- Action item A:
Answer these from the post about a chart with a postgresql sub-chart:
(i) What does the chart use as a sub-chart?
(ii) What error message did the attempted env value produce?
(iii) According to Subcharts and Globals, what is shared between charts?
- Action item B: Carry on the post about referencing a postgresql sub-chart's service name from a parent chart, starting after its last sentence.

- Excerpt:
= Beginning of Section =

I wonder what a good release name is? What is typically used for this? A version? Or some code-name like the ubuntu releases?
Second: referencing values.
My chart uses postgresql as a sub-chart. I'd like to not duplicate the way the value for the name of the postgresql service is created (see snipped above).
Is there a way I can reference the service name of a sub-chart or that template define {{ template "postgresql.fullname" . }} in the parent chart? I need it to pass it into my service as database host (which works if I hardcode everything but that cannot be the meaning of this).
I tried:
env:
- name: DB_HOST
value: {{ template "mychart.postgresql.fullname" . }}
But that lead into an error message:
template "mychart.postgresql.fullname" not defined
I've seen examples of Charts doing similar things, like the odoo chart. But in here that logic how the postgresql host name is created is copied and an own define in the template is created.
So is there a way to access sub-chart names? Or values or template defines?
Thanks!
Update after some digging:
According to Subcharts and Globals the templates are shared between charts.

= End of Section =

[Dataset entries]
= Beginning of Section =

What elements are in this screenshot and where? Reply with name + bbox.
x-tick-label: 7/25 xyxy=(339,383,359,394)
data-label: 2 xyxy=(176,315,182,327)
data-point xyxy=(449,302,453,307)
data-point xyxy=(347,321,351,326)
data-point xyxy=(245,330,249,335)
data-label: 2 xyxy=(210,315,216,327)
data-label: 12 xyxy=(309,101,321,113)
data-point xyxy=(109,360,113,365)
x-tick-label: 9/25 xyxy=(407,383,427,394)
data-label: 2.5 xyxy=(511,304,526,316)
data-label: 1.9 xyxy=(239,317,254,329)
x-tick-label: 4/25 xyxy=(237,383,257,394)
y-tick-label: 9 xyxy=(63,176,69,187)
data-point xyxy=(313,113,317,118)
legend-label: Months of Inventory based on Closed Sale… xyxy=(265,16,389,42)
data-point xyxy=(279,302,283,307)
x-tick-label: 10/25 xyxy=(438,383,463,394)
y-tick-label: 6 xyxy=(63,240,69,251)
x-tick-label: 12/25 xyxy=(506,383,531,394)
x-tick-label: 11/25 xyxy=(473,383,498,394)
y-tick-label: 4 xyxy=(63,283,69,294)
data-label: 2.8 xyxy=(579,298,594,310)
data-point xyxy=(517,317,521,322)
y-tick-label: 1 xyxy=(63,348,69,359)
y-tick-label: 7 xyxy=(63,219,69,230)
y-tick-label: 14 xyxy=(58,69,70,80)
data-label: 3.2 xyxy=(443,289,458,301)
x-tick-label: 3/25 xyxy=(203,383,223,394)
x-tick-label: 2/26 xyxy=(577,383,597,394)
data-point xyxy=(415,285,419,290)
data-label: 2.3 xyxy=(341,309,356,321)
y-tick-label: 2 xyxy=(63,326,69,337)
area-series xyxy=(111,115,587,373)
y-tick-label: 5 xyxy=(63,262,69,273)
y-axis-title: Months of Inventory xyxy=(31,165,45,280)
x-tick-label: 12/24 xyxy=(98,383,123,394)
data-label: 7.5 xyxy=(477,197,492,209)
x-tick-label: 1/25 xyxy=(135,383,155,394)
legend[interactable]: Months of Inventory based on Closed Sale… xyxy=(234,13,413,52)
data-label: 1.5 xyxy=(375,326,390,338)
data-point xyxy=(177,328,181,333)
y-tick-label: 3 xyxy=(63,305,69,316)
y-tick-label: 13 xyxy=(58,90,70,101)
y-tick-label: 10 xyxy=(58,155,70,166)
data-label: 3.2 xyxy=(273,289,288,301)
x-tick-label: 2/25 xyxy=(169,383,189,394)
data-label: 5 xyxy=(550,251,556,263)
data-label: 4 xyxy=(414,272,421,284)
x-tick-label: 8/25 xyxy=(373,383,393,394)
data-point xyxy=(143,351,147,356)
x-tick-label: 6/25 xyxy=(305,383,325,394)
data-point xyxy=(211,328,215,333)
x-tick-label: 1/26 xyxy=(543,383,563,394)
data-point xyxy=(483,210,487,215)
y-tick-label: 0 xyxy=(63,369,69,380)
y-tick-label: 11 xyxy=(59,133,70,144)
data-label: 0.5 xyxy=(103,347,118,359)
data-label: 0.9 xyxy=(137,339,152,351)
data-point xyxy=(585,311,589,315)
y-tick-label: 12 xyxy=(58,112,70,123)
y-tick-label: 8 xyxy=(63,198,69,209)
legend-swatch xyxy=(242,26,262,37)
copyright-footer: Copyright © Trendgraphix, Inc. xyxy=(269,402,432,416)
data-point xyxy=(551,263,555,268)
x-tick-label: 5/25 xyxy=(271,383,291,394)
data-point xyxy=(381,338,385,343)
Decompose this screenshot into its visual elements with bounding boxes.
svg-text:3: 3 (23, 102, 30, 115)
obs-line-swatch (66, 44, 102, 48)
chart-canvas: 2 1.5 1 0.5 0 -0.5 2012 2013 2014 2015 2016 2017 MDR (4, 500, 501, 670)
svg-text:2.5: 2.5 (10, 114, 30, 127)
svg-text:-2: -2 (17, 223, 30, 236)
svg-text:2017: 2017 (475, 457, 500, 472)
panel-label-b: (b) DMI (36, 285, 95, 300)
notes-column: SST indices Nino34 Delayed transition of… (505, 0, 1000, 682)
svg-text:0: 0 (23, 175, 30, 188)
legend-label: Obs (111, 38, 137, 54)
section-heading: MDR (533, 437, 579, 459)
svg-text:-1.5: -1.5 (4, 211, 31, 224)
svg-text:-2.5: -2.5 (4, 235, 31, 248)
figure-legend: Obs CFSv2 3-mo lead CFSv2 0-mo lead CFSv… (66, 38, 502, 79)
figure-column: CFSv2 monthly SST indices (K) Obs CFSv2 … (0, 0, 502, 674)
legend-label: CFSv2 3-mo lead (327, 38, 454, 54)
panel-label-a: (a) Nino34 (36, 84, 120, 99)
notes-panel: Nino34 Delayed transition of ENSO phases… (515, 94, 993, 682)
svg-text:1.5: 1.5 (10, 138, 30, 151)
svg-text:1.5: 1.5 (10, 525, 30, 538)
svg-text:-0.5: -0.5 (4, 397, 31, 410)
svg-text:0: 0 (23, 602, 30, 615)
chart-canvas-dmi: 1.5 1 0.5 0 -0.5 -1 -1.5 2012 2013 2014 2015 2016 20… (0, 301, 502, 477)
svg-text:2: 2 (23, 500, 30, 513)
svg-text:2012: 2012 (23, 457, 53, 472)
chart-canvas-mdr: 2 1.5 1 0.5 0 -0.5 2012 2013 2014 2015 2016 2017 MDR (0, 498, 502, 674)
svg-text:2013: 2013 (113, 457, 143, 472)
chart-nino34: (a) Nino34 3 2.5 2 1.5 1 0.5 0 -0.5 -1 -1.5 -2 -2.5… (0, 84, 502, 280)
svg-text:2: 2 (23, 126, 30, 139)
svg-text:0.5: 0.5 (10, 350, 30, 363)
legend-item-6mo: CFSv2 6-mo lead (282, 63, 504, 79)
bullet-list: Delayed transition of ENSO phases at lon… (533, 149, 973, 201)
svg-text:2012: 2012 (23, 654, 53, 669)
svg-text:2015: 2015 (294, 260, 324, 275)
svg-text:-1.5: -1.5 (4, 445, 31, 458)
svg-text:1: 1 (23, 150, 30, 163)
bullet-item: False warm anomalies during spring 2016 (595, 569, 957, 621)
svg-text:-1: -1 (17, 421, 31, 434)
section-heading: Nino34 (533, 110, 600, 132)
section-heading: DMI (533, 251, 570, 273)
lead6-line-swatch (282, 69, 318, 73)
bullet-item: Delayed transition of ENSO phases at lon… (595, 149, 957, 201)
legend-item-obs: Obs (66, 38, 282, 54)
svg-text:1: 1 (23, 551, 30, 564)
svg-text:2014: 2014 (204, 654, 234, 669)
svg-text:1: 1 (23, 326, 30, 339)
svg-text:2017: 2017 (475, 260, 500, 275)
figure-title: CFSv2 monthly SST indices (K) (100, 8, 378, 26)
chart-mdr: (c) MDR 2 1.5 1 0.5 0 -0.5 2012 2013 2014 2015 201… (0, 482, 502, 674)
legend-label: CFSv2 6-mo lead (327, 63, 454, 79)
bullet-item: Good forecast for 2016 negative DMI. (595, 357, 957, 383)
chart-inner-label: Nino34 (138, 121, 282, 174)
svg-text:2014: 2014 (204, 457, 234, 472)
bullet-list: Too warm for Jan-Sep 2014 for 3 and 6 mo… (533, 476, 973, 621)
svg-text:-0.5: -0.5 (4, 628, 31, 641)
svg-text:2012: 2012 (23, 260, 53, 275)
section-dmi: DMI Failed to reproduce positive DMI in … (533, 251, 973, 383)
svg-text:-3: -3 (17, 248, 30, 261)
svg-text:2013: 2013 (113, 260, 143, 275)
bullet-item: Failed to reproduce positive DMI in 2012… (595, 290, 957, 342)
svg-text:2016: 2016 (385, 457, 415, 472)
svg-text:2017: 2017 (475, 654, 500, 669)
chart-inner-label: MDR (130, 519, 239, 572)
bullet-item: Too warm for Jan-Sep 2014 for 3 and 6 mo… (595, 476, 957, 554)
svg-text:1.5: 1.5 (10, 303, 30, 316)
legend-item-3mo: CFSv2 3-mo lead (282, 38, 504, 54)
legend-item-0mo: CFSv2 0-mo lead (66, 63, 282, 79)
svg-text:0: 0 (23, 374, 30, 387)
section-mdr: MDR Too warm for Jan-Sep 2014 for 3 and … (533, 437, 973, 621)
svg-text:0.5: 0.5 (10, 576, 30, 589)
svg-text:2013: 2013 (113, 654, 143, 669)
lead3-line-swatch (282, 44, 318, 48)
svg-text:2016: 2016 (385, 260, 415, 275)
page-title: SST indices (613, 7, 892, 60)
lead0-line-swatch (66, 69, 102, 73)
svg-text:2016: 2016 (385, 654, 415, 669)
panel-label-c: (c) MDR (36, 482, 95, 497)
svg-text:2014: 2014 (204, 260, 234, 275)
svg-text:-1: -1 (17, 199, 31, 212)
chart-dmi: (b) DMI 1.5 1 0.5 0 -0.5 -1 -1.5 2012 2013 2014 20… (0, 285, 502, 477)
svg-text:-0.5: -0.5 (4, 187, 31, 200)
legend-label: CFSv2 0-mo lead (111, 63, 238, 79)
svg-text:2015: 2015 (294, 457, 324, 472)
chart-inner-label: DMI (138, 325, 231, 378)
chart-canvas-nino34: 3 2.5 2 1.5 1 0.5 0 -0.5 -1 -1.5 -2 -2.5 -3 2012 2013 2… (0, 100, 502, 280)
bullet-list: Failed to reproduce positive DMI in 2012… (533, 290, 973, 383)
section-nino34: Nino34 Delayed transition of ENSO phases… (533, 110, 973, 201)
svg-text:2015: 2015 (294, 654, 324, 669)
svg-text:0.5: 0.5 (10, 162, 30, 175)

= End of Section =

- Exercise answer A:
(i) postgresql
(ii) template "mychart.postgresql.fullname" not defined
(iii) The templates

- Exercise answer B:
So what I can do is this:
In my chart in _helpers.tpl I add (overwrite) the postgres block:
{{- define "postgresql.fullname" -}}
{{- $name := .Values.global.name -}}
{{- printf "%s-%s" $name "postgresql" | trunc 63 | trimSuffix "-" -}}
{{- end -}}
So this value is used when the sub-chart is deployed. I cannot reference all values or the chart name in here as it will be different in the sub-chart - so I used a global value.
Like this I know the value of the service that is created in the sub-chart.
Not sure if this is the best way to do this :-/
Are you pulling in postgresql as a subchart of your chart (via your chart's requirements.yaml)? If so, both the postgresql (sub) chart and your chart will have the same .Release.Name - thus, you could specify your container's environment as
env:
- name: DB_HOST
value: {{ printf "%s-postgresql" .Release.Name }}
if you override postgresql's name by adding the following to your chart's values.yaml:
postgresql:
nameOverride: your-postgresql
then your container's env would be:
env:
- name: DB_HOST
value: {{ printf "%s-%s" .Release.Name .Values.postgresql.nameOverride }}
You can overwrite the values of the subchart with the values of the parent chart as described here:
https://helm.sh/docs/chart_template_guide/subcharts_and_globals/
I don't think it's possible (and it also doesn't make sense) to override the template name of the subchart.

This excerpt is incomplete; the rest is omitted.